Items listed in a dataset:
— start —

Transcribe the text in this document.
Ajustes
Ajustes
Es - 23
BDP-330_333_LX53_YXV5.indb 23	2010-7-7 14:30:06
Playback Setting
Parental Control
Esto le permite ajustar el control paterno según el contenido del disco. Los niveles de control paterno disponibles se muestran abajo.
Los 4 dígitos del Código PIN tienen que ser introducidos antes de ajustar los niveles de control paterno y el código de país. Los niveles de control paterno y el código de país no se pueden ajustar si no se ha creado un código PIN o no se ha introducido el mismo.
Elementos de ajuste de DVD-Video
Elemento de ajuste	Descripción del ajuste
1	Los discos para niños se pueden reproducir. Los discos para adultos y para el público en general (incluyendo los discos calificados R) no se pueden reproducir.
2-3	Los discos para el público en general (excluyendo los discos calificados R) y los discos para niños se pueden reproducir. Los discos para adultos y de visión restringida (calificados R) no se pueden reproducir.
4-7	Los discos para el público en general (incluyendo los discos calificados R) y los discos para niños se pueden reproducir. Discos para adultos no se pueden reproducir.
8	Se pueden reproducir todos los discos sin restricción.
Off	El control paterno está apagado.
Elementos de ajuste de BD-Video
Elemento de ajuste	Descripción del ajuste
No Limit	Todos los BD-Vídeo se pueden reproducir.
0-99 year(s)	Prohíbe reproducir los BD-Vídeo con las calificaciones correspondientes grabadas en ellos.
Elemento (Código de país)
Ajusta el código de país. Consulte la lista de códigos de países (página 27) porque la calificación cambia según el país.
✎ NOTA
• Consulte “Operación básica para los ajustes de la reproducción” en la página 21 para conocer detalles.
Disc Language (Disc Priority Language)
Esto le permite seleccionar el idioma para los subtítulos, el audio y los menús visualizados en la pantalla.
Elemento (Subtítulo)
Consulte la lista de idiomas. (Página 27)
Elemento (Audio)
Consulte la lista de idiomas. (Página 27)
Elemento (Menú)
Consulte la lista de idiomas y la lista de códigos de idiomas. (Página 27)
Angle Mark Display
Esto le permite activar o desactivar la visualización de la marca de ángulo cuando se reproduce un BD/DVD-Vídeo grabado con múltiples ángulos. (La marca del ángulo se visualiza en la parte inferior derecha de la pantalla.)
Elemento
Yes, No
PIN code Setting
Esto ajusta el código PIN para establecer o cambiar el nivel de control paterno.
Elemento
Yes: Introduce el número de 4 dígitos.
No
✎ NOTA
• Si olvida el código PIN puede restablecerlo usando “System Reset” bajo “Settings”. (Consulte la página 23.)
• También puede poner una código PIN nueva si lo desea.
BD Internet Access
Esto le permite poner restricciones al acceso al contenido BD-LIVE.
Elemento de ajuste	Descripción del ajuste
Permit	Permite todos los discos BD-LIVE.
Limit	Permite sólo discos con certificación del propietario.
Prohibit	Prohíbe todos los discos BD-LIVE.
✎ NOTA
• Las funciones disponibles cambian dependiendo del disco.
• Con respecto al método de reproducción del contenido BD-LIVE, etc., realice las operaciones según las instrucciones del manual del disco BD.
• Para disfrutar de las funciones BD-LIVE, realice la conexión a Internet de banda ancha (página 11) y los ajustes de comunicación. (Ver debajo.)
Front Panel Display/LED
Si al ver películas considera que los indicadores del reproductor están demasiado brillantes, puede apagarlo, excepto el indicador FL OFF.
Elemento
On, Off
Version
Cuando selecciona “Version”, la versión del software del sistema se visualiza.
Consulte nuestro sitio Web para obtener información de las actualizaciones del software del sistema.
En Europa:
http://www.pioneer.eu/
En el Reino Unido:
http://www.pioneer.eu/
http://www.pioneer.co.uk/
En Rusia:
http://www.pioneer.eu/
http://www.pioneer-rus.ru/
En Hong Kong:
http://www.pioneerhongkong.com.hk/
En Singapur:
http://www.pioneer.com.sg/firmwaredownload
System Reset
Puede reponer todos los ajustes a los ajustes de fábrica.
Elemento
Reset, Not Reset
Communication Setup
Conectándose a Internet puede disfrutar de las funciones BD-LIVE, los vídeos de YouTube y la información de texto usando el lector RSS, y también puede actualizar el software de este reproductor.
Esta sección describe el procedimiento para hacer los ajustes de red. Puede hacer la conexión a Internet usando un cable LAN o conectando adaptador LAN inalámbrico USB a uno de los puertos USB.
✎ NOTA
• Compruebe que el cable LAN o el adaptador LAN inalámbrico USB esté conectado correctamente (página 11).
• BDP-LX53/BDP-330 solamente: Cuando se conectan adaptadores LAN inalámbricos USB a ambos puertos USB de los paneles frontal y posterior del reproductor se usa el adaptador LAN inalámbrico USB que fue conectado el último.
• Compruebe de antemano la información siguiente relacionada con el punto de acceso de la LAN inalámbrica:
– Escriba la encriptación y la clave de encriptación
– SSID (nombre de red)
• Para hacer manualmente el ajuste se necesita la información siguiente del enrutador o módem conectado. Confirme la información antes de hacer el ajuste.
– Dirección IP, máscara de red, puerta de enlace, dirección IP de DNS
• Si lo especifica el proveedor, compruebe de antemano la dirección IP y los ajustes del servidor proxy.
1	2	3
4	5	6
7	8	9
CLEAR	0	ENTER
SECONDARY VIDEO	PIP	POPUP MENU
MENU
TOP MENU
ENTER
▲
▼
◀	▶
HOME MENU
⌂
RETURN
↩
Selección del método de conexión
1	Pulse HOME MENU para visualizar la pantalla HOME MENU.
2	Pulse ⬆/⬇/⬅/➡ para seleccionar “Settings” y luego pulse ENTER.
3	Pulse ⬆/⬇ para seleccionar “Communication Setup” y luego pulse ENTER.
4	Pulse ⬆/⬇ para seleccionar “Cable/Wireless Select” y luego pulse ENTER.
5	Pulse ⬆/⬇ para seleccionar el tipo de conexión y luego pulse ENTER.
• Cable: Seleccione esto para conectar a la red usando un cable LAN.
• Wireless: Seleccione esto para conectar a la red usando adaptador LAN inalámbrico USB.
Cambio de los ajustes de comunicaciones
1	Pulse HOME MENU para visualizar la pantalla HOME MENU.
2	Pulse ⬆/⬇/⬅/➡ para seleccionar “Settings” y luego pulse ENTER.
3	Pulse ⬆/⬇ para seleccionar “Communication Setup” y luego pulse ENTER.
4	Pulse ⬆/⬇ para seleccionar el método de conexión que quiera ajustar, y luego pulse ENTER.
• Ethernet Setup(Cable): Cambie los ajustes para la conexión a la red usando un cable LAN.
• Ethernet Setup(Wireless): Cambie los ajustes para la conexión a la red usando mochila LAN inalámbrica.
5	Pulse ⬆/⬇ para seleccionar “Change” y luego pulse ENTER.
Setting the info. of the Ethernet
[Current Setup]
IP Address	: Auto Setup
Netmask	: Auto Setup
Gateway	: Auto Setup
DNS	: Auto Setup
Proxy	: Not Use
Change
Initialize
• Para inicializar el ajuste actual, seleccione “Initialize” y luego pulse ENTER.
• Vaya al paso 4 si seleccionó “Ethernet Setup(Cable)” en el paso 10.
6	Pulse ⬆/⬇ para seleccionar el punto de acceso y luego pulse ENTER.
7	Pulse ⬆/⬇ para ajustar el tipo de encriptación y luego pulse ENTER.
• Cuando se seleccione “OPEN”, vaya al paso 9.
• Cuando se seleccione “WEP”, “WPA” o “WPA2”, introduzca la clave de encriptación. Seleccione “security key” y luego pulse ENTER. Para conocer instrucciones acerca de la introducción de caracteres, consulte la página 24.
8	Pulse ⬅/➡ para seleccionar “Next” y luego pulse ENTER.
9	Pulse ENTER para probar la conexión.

— end —

AIM OF THE EXERCISE: Would you restate each of the entries word for word?

WORKED SOLUTION:
Transcribe the text in this document.
Ajustes
Ajustes
Es - 23
BDP-330_333_LX53_YXV5.indb 23	2010-7-7 14:30:06
Playback Setting
Parental Control
Esto le permite ajustar el control paterno según el contenido del disco. Los niveles de control paterno disponibles se muestran abajo.
Los 4 dígitos del Código PIN tienen que ser introducidos antes de ajustar los niveles de control paterno y el código de país. Los niveles de control paterno y el código de país no se pueden ajustar si no se ha creado un código PIN o no se ha introducido el mismo.
Elementos de ajuste de DVD-Video
Elemento de ajuste	Descripción del ajuste
1	Los discos para niños se pueden reproducir. Los discos para adultos y para el público en general (incluyendo los discos calificados R) no se pueden reproducir.
2-3	Los discos para el público en general (excluyendo los discos calificados R) y los discos para niños se pueden reproducir. Los discos para adultos y de visión restringida (calificados R) no se pueden reproducir.
4-7	Los discos para el público en general (incluyendo los discos calificados R) y los discos para niños se pueden reproducir. Discos para adultos no se pueden reproducir.
8	Se pueden reproducir todos los discos sin restricción.
Off	El control paterno está apagado.
Elementos de ajuste de BD-Video
Elemento de ajuste	Descripción del ajuste
No Limit	Todos los BD-Vídeo se pueden reproducir.
0-99 year(s)	Prohíbe reproducir los BD-Vídeo con las calificaciones correspondientes grabadas en ellos.
Elemento (Código de país)
Ajusta el código de país. Consulte la lista de códigos de países (página 27) porque la calificación cambia según el país.
✎ NOTA
• Consulte “Operación básica para los ajustes de la reproducción” en la página 21 para conocer detalles.
Disc Language (Disc Priority Language)
Esto le permite seleccionar el idioma para los subtítulos, el audio y los menús visualizados en la pantalla.
Elemento (Subtítulo)
Consulte la lista de idiomas. (Página 27)
Elemento (Audio)
Consulte la lista de idiomas. (Página 27)
Elemento (Menú)
Consulte la lista de idiomas y la lista de códigos de idiomas. (Página 27)
Angle Mark Display
Esto le permite activar o desactivar la visualización de la marca de ángulo cuando se reproduce un BD/DVD-Vídeo grabado con múltiples ángulos. (La marca del ángulo se visualiza en la parte inferior derecha de la pantalla.)
Elemento
Yes, No
PIN code Setting
Esto ajusta el código PIN para establecer o cambiar el nivel de control paterno.
Elemento
Yes: Introduce el número de 4 dígitos.
No
✎ NOTA
• Si olvida el código PIN puede restablecerlo usando “System Reset” bajo “Settings”. (Consulte la página 23.)
• También puede poner una código PIN nueva si lo desea.
BD Internet Access
Esto le permite poner restricciones al acceso al contenido BD-LIVE.
Elemento de ajuste	Descripción del ajuste
Permit	Permite todos los discos BD-LIVE.
Limit	Permite sólo discos con certificación del propietario.
Prohibit	Prohíbe todos los discos BD-LIVE.
✎ NOTA
• Las funciones disponibles cambian dependiendo del disco.
• Con respecto al método de reproducción del contenido BD-LIVE, etc., realice las operaciones según las instrucciones del manual del disco BD.
• Para disfrutar de las funciones BD-LIVE, realice la conexión a Internet de banda ancha (página 11) y los ajustes de comunicación. (Ver debajo.)
Front Panel Display/LED
Si al ver películas considera que los indicadores del reproductor están demasiado brillantes, puede apagarlo, excepto el indicador FL OFF.
Elemento
On, Off
Version
Cuando selecciona “Version”, la versión del software del sistema se visualiza.
Consulte nuestro sitio Web para obtener información de las actualizaciones del software del sistema.
En Europa:
http://www.pioneer.eu/
En el Reino Unido:
http://www.pioneer.eu/
http://www.pioneer.co.uk/
En Rusia:
http://www.pioneer.eu/
http://www.pioneer-rus.ru/
En Hong Kong:
http://www.pioneerhongkong.com.hk/
En Singapur:
http://www.pioneer.com.sg/firmwaredownload
System Reset
Puede reponer todos los ajustes a los ajustes de fábrica.
Elemento
Reset, Not Reset
Communication Setup
Conectándose a Internet puede disfrutar de las funciones BD-LIVE, los vídeos de YouTube y la información de texto usando el lector RSS, y también puede actualizar el software de este reproductor.
Esta sección describe el procedimiento para hacer los ajustes de red. Puede hacer la conexión a Internet usando un cable LAN o conectando adaptador LAN inalámbrico USB a uno de los puertos USB.
✎ NOTA
• Compruebe que el cable LAN o el adaptador LAN inalámbrico USB esté conectado correctamente (página 11).
• BDP-LX53/BDP-330 solamente: Cuando se conectan adaptadores LAN inalámbricos USB a ambos puertos USB de los paneles frontal y posterior del reproductor se usa el adaptador LAN inalámbrico USB que fue conectado el último.
• Compruebe de antemano la información siguiente relacionada con el punto de acceso de la LAN inalámbrica:
– Escriba la encriptación y la clave de encriptación
– SSID (nombre de red)
• Para hacer manualmente el ajuste se necesita la información siguiente del enrutador o módem conectado. Confirme la información antes de hacer el ajuste.
– Dirección IP, máscara de red, puerta de enlace, dirección IP de DNS
• Si lo especifica el proveedor, compruebe de antemano la dirección IP y los ajustes del servidor proxy.
1	2	3
4	5	6
7	8	9
CLEAR	0	ENTER
SECONDARY VIDEO	PIP	POPUP MENU
MENU
TOP MENU
ENTER
▲
▼
◀	▶
HOME MENU
⌂
RETURN
↩
Selección del método de conexión
1	Pulse HOME MENU para visualizar la pantalla HOME MENU.
2	Pulse ⬆/⬇/⬅/➡ para seleccionar “Settings” y luego pulse ENTER.
3	Pulse ⬆/⬇ para seleccionar “Communication Setup” y luego pulse ENTER.
4	Pulse ⬆/⬇ para seleccionar “Cable/Wireless Select” y luego pulse ENTER.
5	Pulse ⬆/⬇ para seleccionar el tipo de conexión y luego pulse ENTER.
• Cable: Seleccione esto para conectar a la red usando un cable LAN.
• Wireless: Seleccione esto para conectar a la red usando adaptador LAN inalámbrico USB.
Cambio de los ajustes de comunicaciones
1	Pulse HOME MENU para visualizar la pantalla HOME MENU.
2	Pulse ⬆/⬇/⬅/➡ para seleccionar “Settings” y luego pulse ENTER.
3	Pulse ⬆/⬇ para seleccionar “Communication Setup” y luego pulse ENTER.
4	Pulse ⬆/⬇ para seleccionar el método de conexión que quiera ajustar, y luego pulse ENTER.
• Ethernet Setup(Cable): Cambie los ajustes para la conexión a la red usando un cable LAN.
• Ethernet Setup(Wireless): Cambie los ajustes para la conexión a la red usando mochila LAN inalámbrica.
5	Pulse ⬆/⬇ para seleccionar “Change” y luego pulse ENTER.
Setting the info. of the Ethernet
[Current Setup]
IP Address	: Auto Setup
Netmask	: Auto Setup
Gateway	: Auto Setup
DNS	: Auto Setup
Proxy	: Not Use
Change
Initialize
• Para inicializar el ajuste actual, seleccione “Initialize” y luego pulse ENTER.
• Vaya al paso 4 si seleccionó “Ethernet Setup(Cable)” en el paso 10.
6	Pulse ⬆/⬇ para seleccionar el punto de acceso y luego pulse ENTER.
7	Pulse ⬆/⬇ para ajustar el tipo de encriptación y luego pulse ENTER.
• Cuando se seleccione “OPEN”, vaya al paso 9.
• Cuando se seleccione “WEP”, “WPA” o “WPA2”, introduzca la clave de encriptación. Seleccione “security key” y luego pulse ENTER. Para conocer instrucciones acerca de la introducción de caracteres, consulte la página 24.
8	Pulse ⬅/➡ para seleccionar “Next” y luego pulse ENTER.
9	Pulse ENTER para probar la conexión.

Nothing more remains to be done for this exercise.